[Supplied records]:

----

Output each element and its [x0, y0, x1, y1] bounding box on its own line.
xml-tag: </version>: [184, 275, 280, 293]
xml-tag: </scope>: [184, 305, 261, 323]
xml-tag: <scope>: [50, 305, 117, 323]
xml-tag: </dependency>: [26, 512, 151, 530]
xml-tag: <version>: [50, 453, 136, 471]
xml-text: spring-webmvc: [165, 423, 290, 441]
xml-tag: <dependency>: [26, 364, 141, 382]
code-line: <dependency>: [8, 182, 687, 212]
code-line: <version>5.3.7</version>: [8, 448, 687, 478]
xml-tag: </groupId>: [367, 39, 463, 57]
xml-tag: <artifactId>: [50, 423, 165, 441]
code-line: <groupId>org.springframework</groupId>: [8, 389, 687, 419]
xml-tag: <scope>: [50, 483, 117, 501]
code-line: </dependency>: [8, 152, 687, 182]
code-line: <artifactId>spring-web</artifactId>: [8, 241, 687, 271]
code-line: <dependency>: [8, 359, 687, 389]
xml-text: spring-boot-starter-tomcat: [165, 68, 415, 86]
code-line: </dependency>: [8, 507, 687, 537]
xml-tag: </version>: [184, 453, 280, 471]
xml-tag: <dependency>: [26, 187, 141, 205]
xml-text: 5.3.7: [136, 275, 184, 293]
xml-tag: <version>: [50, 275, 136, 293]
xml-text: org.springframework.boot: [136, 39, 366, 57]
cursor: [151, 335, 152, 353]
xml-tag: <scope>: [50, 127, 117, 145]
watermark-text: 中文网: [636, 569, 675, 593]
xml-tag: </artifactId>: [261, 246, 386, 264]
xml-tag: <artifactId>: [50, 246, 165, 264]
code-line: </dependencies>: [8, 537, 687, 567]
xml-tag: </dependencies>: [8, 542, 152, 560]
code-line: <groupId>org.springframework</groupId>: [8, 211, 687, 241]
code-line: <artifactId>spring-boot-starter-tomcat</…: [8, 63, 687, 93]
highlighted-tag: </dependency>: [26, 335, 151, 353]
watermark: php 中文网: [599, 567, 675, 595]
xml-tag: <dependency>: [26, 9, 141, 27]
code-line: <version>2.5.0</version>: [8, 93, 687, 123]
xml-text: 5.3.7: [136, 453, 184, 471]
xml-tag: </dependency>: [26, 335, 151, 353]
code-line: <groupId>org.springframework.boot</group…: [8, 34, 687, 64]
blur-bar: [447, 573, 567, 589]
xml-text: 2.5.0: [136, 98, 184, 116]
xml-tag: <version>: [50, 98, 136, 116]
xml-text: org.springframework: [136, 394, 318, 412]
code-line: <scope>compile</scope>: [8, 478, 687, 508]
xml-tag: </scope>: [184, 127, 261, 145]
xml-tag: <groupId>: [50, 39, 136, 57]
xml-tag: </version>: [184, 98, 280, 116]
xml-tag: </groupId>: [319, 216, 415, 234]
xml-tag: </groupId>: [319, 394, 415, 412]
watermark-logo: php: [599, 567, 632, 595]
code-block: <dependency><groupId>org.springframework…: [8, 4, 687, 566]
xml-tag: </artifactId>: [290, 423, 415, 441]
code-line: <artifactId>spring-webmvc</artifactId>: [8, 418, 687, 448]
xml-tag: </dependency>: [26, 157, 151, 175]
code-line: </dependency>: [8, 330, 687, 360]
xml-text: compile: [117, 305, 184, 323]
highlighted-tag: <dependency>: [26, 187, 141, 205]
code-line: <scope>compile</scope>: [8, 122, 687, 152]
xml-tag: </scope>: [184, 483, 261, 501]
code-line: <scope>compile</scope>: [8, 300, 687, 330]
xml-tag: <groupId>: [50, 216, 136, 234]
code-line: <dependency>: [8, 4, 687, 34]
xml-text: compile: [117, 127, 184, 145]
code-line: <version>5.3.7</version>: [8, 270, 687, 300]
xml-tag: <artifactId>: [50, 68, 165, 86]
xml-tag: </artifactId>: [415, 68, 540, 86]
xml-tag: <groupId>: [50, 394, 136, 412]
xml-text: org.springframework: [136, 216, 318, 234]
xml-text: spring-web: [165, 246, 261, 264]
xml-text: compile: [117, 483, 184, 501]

----

[Written task]:
How many lines of the data above contain the string "highlighted"? Match case exactly, and reply with only the number.

[Result]:
2